-- BEGIN --

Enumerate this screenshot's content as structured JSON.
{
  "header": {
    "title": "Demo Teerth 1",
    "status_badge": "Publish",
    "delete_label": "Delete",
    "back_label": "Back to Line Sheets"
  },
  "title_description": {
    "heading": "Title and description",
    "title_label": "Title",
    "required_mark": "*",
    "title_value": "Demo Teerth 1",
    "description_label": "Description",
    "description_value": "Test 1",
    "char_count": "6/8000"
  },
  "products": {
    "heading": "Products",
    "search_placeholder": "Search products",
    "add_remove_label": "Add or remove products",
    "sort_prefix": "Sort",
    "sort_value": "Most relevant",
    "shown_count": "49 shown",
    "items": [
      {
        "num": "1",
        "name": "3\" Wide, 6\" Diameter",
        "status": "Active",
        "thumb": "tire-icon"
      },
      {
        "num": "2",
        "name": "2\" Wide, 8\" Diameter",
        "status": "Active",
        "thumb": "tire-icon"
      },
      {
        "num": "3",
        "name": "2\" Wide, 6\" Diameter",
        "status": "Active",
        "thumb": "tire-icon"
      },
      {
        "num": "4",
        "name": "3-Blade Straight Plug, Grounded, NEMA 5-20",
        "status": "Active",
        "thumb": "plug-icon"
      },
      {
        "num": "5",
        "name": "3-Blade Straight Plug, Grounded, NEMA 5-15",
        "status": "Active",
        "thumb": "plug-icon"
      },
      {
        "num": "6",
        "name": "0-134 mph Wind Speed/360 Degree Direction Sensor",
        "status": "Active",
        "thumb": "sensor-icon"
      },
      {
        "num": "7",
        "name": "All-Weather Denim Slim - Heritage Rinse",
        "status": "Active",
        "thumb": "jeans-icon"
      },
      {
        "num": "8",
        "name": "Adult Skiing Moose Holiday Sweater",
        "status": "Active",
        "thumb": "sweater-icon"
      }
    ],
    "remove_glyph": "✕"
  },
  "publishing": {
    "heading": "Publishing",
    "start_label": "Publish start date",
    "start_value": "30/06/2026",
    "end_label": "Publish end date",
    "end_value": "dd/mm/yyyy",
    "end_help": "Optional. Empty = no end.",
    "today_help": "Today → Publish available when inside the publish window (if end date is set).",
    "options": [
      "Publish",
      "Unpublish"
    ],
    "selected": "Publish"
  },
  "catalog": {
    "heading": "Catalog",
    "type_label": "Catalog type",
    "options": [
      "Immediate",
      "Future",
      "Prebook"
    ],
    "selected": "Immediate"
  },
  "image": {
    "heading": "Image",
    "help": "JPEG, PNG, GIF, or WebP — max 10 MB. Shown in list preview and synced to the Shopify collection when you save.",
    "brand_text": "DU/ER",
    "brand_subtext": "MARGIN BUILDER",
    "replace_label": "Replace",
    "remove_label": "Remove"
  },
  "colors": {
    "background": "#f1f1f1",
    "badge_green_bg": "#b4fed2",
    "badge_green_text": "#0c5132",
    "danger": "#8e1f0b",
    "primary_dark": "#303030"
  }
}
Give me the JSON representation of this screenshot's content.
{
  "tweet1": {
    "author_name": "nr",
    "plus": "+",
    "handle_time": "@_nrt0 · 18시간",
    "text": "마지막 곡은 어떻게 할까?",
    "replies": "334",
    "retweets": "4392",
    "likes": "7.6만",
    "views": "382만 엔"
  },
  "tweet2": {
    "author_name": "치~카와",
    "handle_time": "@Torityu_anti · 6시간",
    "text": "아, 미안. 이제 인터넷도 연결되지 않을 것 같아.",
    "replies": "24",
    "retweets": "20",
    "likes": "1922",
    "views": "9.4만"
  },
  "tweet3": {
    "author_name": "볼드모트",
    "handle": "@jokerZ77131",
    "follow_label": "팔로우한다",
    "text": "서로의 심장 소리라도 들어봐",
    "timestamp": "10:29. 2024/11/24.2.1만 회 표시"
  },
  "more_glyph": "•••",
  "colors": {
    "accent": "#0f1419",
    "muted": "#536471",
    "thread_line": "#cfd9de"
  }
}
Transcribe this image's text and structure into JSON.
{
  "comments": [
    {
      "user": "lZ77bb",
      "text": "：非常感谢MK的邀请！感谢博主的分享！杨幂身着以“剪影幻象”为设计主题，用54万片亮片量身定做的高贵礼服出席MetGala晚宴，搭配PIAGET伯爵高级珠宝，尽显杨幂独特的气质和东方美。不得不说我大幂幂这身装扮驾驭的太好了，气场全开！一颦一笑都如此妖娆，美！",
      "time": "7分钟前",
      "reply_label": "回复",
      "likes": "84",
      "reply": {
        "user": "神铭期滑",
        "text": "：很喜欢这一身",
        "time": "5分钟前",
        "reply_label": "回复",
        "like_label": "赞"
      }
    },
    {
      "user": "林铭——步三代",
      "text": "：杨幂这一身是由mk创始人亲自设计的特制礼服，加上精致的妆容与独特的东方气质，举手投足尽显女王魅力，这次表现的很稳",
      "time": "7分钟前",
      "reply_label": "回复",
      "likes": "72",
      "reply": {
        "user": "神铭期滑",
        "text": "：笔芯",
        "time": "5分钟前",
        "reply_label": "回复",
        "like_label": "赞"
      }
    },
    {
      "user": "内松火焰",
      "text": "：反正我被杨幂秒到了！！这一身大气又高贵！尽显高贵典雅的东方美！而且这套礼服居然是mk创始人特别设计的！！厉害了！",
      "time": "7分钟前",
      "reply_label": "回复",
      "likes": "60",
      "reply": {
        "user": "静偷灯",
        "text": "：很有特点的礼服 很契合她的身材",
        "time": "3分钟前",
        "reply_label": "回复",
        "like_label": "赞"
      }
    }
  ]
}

-- END --

* [WORK TO BE COMPLETED]: Repeat the material above in full, exactly as it stands.

* [THE ANSWER]:
Enumerate this screenshot's content as structured JSON.
{
  "header": {
    "title": "Demo Teerth 1",
    "status_badge": "Publish",
    "delete_label": "Delete",
    "back_label": "Back to Line Sheets"
  },
  "title_description": {
    "heading": "Title and description",
    "title_label": "Title",
    "required_mark": "*",
    "title_value": "Demo Teerth 1",
    "description_label": "Description",
    "description_value": "Test 1",
    "char_count": "6/8000"
  },
  "products": {
    "heading": "Products",
    "search_placeholder": "Search products",
    "add_remove_label": "Add or remove products",
    "sort_prefix": "Sort",
    "sort_value": "Most relevant",
    "shown_count": "49 shown",
    "items": [
      {
        "num": "1",
        "name": "3\" Wide, 6\" Diameter",
        "status": "Active",
        "thumb": "tire-icon"
      },
      {
        "num": "2",
        "name": "2\" Wide, 8\" Diameter",
        "status": "Active",
        "thumb": "tire-icon"
      },
      {
        "num": "3",
        "name": "2\" Wide, 6\" Diameter",
        "status": "Active",
        "thumb": "tire-icon"
      },
      {
        "num": "4",
        "name": "3-Blade Straight Plug, Grounded, NEMA 5-20",
        "status": "Active",
        "thumb": "plug-icon"
      },
      {
        "num": "5",
        "name": "3-Blade Straight Plug, Grounded, NEMA 5-15",
        "status": "Active",
        "thumb": "plug-icon"
      },
      {
        "num": "6",
        "name": "0-134 mph Wind Speed/360 Degree Direction Sensor",
        "status": "Active",
        "thumb": "sensor-icon"
      },
      {
        "num": "7",
        "name": "All-Weather Denim Slim - Heritage Rinse",
        "status": "Active",
        "thumb": "jeans-icon"
      },
      {
        "num": "8",
        "name": "Adult Skiing Moose Holiday Sweater",
        "status": "Active",
        "thumb": "sweater-icon"
      }
    ],
    "remove_glyph": "✕"
  },
  "publishing": {
    "heading": "Publishing",
    "start_label": "Publish start date",
    "start_value": "30/06/2026",
    "end_label": "Publish end date",
    "end_value": "dd/mm/yyyy",
    "end_help": "Optional. Empty = no end.",
    "today_help": "Today → Publish available when inside the publish window (if end date is set).",
    "options": [
      "Publish",
      "Unpublish"
    ],
    "selected": "Publish"
  },
  "catalog": {
    "heading": "Catalog",
    "type_label": "Catalog type",
    "options": [
      "Immediate",
      "Future",
      "Prebook"
    ],
    "selected": "Immediate"
  },
  "image": {
    "heading": "Image",
    "help": "JPEG, PNG, GIF, or WebP — max 10 MB. Shown in list preview and synced to the Shopify collection when you save.",
    "brand_text": "DU/ER",
    "brand_subtext": "MARGIN BUILDER",
    "replace_label": "Replace",
    "remove_label": "Remove"
  },
  "colors": {
    "background": "#f1f1f1",
    "badge_green_bg": "#b4fed2",
    "badge_green_text": "#0c5132",
    "danger": "#8e1f0b",
    "primary_dark": "#303030"
  }
}
Give me the JSON representation of this screenshot's content.
{
  "tweet1": {
    "author_name": "nr",
    "plus": "+",
    "handle_time": "@_nrt0 · 18시간",
    "text": "마지막 곡은 어떻게 할까?",
    "replies": "334",
    "retweets": "4392",
    "likes": "7.6만",
    "views": "382만 엔"
  },
  "tweet2": {
    "author_name": "치~카와",
    "handle_time": "@Torityu_anti · 6시간",
    "text": "아, 미안. 이제 인터넷도 연결되지 않을 것 같아.",
    "replies": "24",
    "retweets": "20",
    "likes": "1922",
    "views": "9.4만"
  },
  "tweet3": {
    "author_name": "볼드모트",
    "handle": "@jokerZ77131",
    "follow_label": "팔로우한다",
    "text": "서로의 심장 소리라도 들어봐",
    "timestamp": "10:29. 2024/11/24.2.1만 회 표시"
  },
  "more_glyph": "•••",
  "colors": {
    "accent": "#0f1419",
    "muted": "#536471",
    "thread_line": "#cfd9de"
  }
}
Transcribe this image's text and structure into JSON.
{
  "comments": [
    {
      "user": "lZ77bb",
      "text": "：非常感谢MK的邀请！感谢博主的分享！杨幂身着以“剪影幻象”为设计主题，用54万片亮片量身定做的高贵礼服出席MetGala晚宴，搭配PIAGET伯爵高级珠宝，尽显杨幂独特的气质和东方美。不得不说我大幂幂这身装扮驾驭的太好了，气场全开！一颦一笑都如此妖娆，美！",
      "time": "7分钟前",
      "reply_label": "回复",
      "likes": "84",
      "reply": {
        "user": "神铭期滑",
        "text": "：很喜欢这一身",
        "time": "5分钟前",
        "reply_label": "回复",
        "like_label": "赞"
      }
    },
    {
      "user": "林铭——步三代",
      "text": "：杨幂这一身是由mk创始人亲自设计的特制礼服，加上精致的妆容与独特的东方气质，举手投足尽显女王魅力，这次表现的很稳",
      "time": "7分钟前",
      "reply_label": "回复",
      "likes": "72",
      "reply": {
        "user": "神铭期滑",
        "text": "：笔芯",
        "time": "5分钟前",
        "reply_label": "回复",
        "like_label": "赞"
      }
    },
    {
      "user": "内松火焰",
      "text": "：反正我被杨幂秒到了！！这一身大气又高贵！尽显高贵典雅的东方美！而且这套礼服居然是mk创始人特别设计的！！厉害了！",
      "time": "7分钟前",
      "reply_label": "回复",
      "likes": "60",
      "reply": {
        "user": "静偷灯",
        "text": "：很有特点的礼服 很契合她的身材",
        "time": "3分钟前",
        "reply_label": "回复",
        "like_label": "赞"
      }
    }
  ]
}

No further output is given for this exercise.